Do i need to read the body before close it?

Found mixed answers and the official documentation don’t give me a clear response. If i call the resp.Body.Close() it gonna read the body so the connection can be reused? Or do i need to put a io.Copy(ioutil.Discard, resp.Body) everytime?

Found a good blog post about this: http://tleyden.github.io/blog/2016/11/21/tuning-the-go-http-client-library-for-load-testing/

Tested the sample code on my machine and proves that we need to read all the body before close.

No. Calling body.Close will drain it if required.

1 Like

@dfc, take a look at this sample code, took it from the link posted before, if we just close the body without reading from it, the quantity of time wait connections go through the roof:

package main

import (
  "fmt"
  "html"
  "log"
  "net"
  "net/http"
  "time"
)

func startWebserver() {
  http.HandleFunc("/", func(w http.ResponseWriter, r *http.Request) {
      fmt.Fprintf(w, "Hello, %q", html.EscapeString(r.URL.Path))

☆ ☆ ☆ ☆ ☆ ☆ ☆

▶ _Task to carry out_
Please reproduce the forum thread on closing a Go response body word for word, beginning at the words "Found mixed answers" and stopping after "io.Copy(ioutil.Discard, resp.Body) everytime?".

☆ ☆ ☆ ☆ ☆ ☆ ☆

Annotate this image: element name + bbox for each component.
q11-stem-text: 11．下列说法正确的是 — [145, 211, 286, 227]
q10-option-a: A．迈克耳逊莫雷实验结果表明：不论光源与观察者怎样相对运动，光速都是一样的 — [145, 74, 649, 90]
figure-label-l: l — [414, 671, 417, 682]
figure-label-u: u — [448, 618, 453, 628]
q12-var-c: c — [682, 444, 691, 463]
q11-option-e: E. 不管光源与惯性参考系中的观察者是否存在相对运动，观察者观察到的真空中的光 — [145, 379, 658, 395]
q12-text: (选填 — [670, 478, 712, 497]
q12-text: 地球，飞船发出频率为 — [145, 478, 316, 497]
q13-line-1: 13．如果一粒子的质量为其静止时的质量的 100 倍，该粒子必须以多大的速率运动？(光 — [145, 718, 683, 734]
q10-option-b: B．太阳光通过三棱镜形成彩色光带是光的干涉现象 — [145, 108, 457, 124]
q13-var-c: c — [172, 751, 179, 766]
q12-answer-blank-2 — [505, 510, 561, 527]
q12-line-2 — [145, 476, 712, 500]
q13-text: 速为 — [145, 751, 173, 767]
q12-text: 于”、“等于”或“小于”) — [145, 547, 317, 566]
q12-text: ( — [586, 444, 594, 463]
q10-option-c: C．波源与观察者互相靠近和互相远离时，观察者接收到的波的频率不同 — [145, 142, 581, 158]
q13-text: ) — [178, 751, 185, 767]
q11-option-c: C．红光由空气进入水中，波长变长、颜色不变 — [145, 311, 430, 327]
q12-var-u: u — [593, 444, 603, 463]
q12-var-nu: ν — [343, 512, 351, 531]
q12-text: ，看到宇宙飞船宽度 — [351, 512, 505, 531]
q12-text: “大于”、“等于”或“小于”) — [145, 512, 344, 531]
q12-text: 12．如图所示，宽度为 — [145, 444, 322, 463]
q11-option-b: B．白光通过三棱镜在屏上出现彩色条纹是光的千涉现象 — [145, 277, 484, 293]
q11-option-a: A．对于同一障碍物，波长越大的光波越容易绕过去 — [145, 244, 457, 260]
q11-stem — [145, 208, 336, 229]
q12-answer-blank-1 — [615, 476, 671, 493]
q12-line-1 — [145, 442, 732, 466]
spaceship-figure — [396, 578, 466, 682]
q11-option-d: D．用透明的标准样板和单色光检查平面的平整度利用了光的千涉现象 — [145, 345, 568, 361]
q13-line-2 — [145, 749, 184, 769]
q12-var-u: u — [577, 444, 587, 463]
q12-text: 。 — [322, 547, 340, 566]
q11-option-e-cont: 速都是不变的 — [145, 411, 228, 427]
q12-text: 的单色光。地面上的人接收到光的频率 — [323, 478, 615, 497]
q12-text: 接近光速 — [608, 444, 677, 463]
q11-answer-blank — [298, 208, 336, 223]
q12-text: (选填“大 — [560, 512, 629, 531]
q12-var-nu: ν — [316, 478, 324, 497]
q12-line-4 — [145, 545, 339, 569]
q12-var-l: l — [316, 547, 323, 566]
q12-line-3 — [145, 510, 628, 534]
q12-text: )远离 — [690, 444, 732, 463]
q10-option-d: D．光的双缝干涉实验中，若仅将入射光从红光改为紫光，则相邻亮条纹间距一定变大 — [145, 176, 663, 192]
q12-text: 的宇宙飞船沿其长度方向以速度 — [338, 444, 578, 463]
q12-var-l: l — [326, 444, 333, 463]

☆ ☆ ☆ ☆ ☆ ☆ ☆

▶ _Answer for this exercise_
Found mixed answers and the official documentation don’t give me a clear response. If i call the resp.Body.Close() it gonna read the body so the connection can be reused? Or do i need to put a io.Copy(ioutil.Discard, resp.Body) everytime?